== Data for the task

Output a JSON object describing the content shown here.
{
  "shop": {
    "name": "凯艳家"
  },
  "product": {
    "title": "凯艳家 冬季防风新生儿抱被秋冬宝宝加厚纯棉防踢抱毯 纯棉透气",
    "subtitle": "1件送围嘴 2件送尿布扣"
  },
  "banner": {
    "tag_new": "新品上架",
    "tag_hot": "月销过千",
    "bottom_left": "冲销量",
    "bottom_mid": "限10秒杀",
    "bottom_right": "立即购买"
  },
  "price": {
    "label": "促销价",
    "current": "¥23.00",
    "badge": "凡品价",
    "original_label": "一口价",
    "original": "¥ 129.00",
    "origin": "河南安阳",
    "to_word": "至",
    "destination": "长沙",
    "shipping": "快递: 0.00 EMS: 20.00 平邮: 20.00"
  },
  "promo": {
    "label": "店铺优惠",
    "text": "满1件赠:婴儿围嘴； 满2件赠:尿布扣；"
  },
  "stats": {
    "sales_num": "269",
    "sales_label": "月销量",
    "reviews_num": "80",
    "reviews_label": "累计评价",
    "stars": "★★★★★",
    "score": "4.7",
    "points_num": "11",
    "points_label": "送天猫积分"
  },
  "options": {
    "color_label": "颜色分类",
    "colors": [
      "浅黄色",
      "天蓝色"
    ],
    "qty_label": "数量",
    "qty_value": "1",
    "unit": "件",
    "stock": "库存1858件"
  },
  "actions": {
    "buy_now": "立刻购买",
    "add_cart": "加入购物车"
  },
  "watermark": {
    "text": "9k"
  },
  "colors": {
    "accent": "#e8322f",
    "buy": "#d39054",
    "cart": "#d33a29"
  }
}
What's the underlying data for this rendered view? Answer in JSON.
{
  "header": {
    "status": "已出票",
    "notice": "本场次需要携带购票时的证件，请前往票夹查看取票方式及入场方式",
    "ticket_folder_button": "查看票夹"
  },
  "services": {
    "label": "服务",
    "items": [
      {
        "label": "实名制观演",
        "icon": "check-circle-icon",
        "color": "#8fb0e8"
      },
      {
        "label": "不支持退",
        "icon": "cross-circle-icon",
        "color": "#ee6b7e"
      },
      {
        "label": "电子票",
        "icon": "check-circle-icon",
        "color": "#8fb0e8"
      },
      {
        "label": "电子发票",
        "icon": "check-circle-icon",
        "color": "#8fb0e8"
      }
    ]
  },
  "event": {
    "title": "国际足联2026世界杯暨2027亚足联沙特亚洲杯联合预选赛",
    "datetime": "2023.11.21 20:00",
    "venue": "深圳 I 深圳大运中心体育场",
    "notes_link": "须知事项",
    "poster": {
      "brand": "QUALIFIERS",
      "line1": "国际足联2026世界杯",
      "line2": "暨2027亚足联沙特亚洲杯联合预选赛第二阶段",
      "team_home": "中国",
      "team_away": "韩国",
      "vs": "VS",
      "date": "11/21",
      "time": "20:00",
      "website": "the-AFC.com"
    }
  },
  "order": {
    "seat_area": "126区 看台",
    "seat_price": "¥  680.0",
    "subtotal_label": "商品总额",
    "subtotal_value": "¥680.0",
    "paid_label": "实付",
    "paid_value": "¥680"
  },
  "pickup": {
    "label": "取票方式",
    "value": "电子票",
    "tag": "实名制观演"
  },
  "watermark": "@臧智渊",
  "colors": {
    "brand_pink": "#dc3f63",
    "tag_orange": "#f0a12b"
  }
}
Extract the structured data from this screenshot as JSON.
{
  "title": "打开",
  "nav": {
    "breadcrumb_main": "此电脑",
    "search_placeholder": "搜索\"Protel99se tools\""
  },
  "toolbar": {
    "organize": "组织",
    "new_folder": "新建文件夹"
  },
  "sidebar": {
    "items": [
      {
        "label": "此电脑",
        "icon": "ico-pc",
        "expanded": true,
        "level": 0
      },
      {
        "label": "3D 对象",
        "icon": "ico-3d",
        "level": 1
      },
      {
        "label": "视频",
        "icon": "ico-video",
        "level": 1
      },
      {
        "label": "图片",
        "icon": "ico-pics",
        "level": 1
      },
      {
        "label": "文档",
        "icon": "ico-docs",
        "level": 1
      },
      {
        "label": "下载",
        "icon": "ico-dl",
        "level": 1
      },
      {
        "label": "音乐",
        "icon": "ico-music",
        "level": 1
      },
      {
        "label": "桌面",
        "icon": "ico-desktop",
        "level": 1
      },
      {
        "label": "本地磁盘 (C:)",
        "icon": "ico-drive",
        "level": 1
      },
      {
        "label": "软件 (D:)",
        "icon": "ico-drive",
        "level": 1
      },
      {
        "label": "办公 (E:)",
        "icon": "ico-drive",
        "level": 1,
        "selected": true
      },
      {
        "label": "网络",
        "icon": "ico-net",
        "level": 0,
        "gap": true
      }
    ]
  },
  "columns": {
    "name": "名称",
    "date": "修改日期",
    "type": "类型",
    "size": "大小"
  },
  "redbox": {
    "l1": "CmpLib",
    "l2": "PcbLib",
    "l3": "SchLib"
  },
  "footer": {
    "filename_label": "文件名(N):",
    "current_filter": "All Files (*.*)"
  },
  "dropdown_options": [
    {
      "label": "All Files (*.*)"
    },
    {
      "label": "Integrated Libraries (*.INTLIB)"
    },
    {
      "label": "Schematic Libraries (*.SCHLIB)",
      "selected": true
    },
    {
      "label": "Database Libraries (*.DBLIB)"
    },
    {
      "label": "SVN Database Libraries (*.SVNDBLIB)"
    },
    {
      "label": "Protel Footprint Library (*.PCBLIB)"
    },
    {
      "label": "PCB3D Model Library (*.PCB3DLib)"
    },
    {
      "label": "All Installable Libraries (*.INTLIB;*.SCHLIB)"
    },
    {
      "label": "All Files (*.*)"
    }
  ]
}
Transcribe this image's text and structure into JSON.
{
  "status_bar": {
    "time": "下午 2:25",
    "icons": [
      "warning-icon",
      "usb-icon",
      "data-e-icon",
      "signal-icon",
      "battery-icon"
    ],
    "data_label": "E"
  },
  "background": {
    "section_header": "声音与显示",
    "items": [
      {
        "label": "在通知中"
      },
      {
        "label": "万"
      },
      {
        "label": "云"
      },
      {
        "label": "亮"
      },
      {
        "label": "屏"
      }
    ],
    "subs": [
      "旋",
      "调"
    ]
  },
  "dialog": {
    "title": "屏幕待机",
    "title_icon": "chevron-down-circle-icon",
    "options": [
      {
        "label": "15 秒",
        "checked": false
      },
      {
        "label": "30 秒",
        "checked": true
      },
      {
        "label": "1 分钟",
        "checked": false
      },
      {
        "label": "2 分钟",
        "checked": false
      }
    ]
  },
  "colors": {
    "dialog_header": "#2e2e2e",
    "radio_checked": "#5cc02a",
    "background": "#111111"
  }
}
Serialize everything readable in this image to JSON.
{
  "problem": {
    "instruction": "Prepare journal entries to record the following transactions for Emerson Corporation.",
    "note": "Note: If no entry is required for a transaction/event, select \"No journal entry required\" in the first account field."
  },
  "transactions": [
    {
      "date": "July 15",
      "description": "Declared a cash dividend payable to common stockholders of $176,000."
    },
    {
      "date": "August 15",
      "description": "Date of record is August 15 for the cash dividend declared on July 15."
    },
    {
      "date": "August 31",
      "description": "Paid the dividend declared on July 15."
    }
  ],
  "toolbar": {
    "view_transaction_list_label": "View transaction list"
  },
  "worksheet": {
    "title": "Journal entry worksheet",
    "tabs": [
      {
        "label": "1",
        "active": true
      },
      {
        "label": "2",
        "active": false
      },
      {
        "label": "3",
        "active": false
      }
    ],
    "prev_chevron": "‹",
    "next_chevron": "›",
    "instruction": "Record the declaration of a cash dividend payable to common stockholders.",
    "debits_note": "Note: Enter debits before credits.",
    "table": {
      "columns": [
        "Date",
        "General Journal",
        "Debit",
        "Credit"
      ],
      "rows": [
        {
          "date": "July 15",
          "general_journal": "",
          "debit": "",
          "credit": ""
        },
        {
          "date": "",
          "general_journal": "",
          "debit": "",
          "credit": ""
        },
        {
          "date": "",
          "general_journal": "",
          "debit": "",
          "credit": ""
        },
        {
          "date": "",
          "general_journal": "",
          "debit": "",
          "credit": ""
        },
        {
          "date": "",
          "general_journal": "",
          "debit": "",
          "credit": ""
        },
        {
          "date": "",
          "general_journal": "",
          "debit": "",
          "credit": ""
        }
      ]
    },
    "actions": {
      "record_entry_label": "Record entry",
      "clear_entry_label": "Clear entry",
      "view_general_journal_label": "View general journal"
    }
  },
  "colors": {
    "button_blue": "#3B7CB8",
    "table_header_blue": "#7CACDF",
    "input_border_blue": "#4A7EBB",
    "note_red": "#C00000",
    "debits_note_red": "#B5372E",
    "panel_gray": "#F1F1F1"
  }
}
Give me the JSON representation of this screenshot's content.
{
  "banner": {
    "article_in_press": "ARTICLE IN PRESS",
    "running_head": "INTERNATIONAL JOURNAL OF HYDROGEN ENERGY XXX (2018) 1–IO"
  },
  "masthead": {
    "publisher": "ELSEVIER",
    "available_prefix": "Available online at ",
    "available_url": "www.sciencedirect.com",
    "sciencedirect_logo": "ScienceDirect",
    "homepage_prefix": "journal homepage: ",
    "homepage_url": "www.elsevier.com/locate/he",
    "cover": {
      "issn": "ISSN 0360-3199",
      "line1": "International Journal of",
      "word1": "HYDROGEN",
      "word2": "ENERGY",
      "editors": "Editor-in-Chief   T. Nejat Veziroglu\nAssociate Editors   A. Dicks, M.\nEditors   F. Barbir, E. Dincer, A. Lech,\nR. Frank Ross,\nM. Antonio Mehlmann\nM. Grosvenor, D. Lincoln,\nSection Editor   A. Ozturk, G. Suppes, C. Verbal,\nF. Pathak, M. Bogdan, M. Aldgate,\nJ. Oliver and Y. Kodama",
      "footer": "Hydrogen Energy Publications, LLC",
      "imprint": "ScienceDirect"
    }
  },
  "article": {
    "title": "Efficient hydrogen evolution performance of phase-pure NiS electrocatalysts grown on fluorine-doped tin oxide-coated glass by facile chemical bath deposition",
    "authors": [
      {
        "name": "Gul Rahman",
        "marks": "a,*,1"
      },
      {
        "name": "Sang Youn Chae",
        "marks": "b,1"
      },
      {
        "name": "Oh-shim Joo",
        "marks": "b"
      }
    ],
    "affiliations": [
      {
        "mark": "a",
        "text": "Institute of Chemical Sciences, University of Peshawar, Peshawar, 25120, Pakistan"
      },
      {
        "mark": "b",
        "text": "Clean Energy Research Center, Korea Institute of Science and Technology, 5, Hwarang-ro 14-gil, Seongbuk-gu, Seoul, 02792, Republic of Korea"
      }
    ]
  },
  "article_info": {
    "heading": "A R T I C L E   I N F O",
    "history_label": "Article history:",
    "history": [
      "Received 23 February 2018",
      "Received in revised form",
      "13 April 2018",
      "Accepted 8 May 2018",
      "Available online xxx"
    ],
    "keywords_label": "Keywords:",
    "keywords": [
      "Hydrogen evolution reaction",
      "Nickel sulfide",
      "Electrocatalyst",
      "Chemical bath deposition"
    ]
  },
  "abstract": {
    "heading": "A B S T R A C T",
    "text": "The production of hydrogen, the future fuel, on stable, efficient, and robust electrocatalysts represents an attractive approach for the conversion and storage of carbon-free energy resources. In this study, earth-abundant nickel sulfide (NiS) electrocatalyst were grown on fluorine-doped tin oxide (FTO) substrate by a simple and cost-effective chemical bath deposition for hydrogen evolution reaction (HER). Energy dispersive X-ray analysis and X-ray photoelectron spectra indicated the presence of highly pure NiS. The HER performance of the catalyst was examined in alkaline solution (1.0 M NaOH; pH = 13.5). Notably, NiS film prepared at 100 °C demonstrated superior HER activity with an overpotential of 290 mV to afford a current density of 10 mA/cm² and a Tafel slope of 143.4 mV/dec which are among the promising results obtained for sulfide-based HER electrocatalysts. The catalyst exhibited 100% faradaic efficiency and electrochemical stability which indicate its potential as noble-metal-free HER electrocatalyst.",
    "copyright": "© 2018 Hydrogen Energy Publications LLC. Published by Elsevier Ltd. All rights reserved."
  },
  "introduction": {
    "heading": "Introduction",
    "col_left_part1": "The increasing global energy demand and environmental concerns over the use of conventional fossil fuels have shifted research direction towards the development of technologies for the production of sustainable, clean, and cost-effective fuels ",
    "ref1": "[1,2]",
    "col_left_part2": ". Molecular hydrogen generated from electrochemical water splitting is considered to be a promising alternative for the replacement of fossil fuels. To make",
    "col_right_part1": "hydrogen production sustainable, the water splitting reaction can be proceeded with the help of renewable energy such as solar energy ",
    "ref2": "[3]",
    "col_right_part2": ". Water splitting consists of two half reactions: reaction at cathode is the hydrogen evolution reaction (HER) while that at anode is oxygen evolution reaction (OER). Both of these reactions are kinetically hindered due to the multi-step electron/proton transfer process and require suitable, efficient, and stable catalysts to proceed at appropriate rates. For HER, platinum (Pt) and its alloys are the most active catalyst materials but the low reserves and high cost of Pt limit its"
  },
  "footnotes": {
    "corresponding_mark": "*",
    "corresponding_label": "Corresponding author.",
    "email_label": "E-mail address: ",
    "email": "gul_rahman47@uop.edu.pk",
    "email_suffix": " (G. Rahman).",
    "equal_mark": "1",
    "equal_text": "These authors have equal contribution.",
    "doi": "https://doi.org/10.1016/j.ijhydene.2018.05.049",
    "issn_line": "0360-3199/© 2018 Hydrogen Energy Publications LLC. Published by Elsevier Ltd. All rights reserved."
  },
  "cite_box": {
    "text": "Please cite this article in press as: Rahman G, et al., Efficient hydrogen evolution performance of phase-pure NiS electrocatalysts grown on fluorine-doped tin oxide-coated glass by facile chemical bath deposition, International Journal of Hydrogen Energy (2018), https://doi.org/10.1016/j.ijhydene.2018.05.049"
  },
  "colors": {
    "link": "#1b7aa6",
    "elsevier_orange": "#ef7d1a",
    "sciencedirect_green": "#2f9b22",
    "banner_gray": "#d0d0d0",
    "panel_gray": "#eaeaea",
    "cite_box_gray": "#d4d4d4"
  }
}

====

Gather each line of the records holding the string "cash".

*Task answer*:
      "description": "Declared a cash dividend payable to common stockholders of $176,000."
      "description": "Date of record is August 15 for the cash dividend declared on July 15."
    "instruction": "Record the declaration of a cash dividend payable to common stockholders.",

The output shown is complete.